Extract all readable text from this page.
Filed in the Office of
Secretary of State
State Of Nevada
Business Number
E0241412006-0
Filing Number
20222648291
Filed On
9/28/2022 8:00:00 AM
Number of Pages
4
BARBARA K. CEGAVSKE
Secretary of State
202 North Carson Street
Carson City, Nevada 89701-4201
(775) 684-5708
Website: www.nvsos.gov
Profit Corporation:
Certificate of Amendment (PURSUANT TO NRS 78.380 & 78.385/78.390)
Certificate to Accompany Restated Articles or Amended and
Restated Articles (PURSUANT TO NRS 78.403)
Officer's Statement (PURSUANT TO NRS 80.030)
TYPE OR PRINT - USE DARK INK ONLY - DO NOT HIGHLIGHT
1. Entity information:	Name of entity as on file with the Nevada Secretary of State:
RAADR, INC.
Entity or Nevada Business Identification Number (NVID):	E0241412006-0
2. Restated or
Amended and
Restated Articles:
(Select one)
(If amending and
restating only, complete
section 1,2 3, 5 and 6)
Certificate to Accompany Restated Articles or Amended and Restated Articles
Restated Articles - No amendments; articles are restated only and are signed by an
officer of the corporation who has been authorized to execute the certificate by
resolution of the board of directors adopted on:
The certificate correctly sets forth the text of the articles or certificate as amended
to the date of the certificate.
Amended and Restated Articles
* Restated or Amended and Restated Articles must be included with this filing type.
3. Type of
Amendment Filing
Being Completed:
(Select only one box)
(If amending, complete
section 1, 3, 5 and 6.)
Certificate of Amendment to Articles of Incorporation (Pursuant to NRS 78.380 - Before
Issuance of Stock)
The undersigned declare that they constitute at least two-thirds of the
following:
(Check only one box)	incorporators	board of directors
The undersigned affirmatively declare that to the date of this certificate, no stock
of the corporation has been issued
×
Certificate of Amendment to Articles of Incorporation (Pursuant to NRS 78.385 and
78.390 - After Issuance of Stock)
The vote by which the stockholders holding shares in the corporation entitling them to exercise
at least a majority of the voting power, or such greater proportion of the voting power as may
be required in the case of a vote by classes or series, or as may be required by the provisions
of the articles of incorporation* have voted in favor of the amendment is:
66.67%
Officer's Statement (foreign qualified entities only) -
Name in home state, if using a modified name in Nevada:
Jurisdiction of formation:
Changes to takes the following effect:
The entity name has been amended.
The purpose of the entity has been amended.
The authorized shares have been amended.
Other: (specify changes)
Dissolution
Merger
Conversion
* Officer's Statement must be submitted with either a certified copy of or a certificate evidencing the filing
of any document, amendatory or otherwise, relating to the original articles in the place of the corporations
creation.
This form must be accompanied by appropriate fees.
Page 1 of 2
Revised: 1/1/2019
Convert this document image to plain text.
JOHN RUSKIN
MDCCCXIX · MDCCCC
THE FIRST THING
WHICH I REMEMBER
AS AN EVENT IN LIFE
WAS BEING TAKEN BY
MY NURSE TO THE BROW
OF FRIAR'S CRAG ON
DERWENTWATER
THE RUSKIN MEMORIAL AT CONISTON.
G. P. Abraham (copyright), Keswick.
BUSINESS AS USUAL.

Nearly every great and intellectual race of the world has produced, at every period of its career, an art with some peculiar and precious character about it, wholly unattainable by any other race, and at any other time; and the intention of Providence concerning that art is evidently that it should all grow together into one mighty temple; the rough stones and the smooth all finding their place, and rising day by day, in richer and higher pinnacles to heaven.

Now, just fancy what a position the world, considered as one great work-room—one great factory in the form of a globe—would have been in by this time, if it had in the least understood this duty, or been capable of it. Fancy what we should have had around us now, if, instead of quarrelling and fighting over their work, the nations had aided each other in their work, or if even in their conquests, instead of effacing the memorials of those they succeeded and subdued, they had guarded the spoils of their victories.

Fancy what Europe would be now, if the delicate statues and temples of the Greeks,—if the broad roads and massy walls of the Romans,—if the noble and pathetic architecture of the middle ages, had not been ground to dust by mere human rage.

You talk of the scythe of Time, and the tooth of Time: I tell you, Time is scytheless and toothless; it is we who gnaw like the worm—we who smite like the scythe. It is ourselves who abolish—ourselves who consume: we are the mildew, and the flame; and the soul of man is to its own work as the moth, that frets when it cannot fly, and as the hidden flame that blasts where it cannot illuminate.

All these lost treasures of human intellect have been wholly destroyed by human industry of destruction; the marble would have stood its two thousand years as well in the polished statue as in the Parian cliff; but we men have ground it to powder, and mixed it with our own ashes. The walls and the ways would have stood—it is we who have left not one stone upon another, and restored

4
---
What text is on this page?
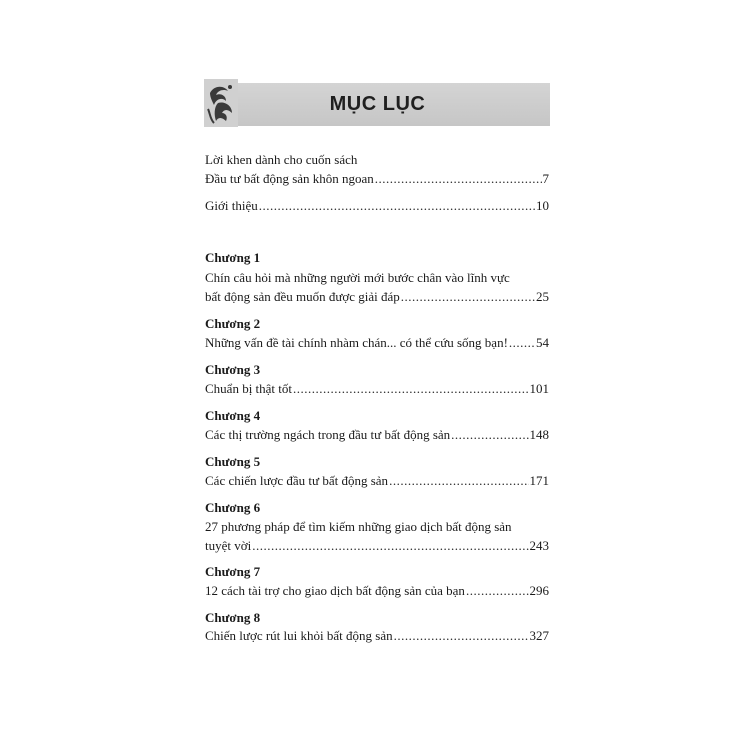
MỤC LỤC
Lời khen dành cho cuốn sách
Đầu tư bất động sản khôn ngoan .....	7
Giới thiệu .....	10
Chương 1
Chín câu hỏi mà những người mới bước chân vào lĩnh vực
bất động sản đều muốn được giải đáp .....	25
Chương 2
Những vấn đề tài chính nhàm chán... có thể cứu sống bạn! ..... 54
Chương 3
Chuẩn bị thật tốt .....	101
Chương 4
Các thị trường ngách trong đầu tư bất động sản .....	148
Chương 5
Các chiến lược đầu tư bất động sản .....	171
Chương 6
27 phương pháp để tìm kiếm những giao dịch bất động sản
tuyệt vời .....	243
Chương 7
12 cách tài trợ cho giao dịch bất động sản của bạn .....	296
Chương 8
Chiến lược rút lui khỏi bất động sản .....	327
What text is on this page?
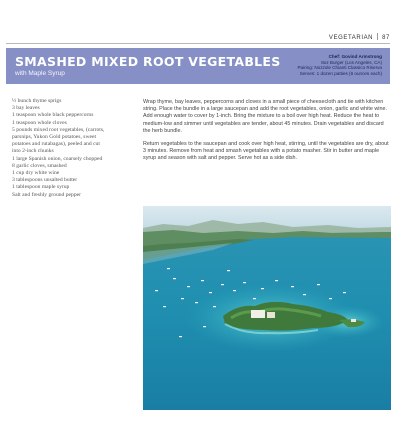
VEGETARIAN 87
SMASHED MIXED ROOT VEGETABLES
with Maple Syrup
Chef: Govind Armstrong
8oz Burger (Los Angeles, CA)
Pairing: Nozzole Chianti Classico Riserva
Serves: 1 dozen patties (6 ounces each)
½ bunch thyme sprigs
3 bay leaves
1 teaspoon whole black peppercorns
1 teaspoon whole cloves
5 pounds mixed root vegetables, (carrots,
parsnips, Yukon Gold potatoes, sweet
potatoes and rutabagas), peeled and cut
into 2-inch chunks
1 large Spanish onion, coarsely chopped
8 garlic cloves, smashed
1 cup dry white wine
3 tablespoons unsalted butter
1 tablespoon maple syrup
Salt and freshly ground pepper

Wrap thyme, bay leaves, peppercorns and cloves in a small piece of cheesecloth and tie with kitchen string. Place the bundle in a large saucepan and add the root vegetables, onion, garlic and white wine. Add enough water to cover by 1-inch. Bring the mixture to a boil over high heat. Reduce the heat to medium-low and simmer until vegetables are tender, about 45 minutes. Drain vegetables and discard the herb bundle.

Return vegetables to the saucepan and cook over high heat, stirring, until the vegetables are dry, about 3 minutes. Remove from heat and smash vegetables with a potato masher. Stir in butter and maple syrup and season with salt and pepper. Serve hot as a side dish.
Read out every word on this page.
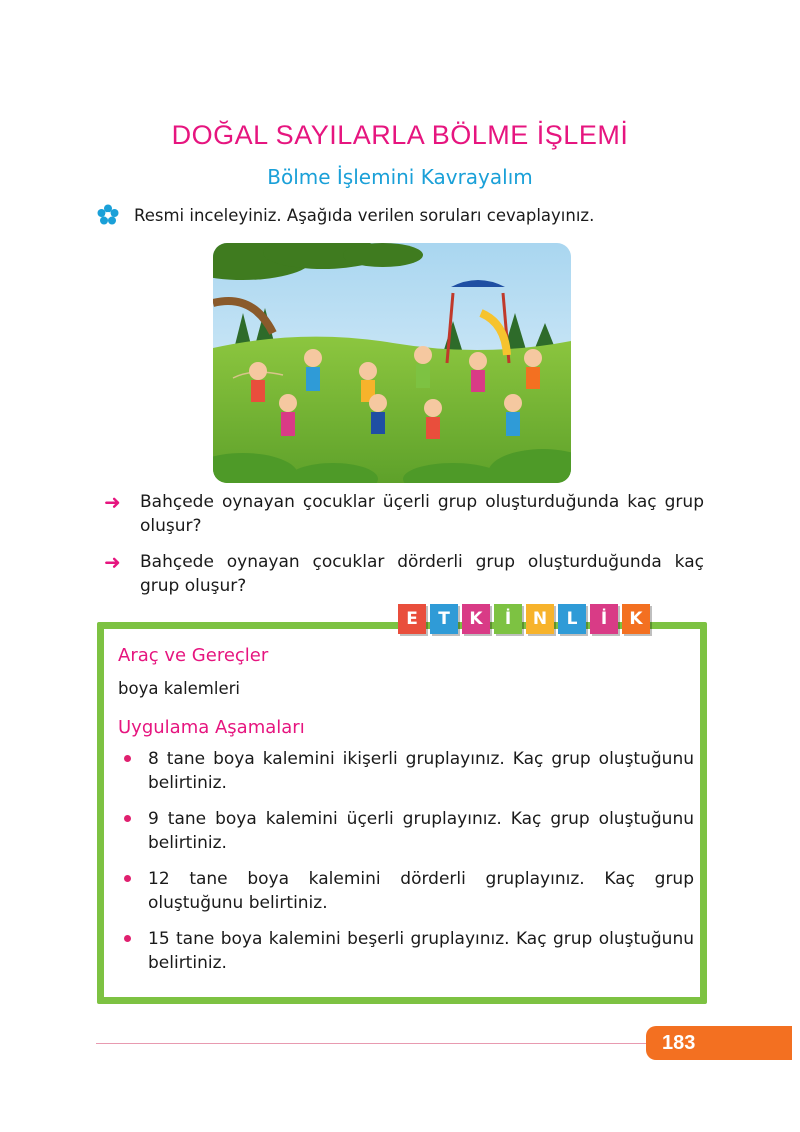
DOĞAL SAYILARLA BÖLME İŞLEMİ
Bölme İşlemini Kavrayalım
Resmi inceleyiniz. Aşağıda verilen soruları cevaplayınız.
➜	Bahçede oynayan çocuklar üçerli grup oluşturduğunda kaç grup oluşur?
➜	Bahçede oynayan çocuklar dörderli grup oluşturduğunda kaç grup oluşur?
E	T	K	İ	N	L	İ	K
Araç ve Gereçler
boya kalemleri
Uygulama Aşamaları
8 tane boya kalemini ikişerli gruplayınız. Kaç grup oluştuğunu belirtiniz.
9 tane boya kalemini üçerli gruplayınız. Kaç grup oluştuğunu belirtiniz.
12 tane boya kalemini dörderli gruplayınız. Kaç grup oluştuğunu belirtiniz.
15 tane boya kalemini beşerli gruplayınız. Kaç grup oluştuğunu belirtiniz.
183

• Set problem
List all lines where "board" occurs.

• Answer
resolution of the board of directors adopted on:
(Check only one box)	incorporators	board of directors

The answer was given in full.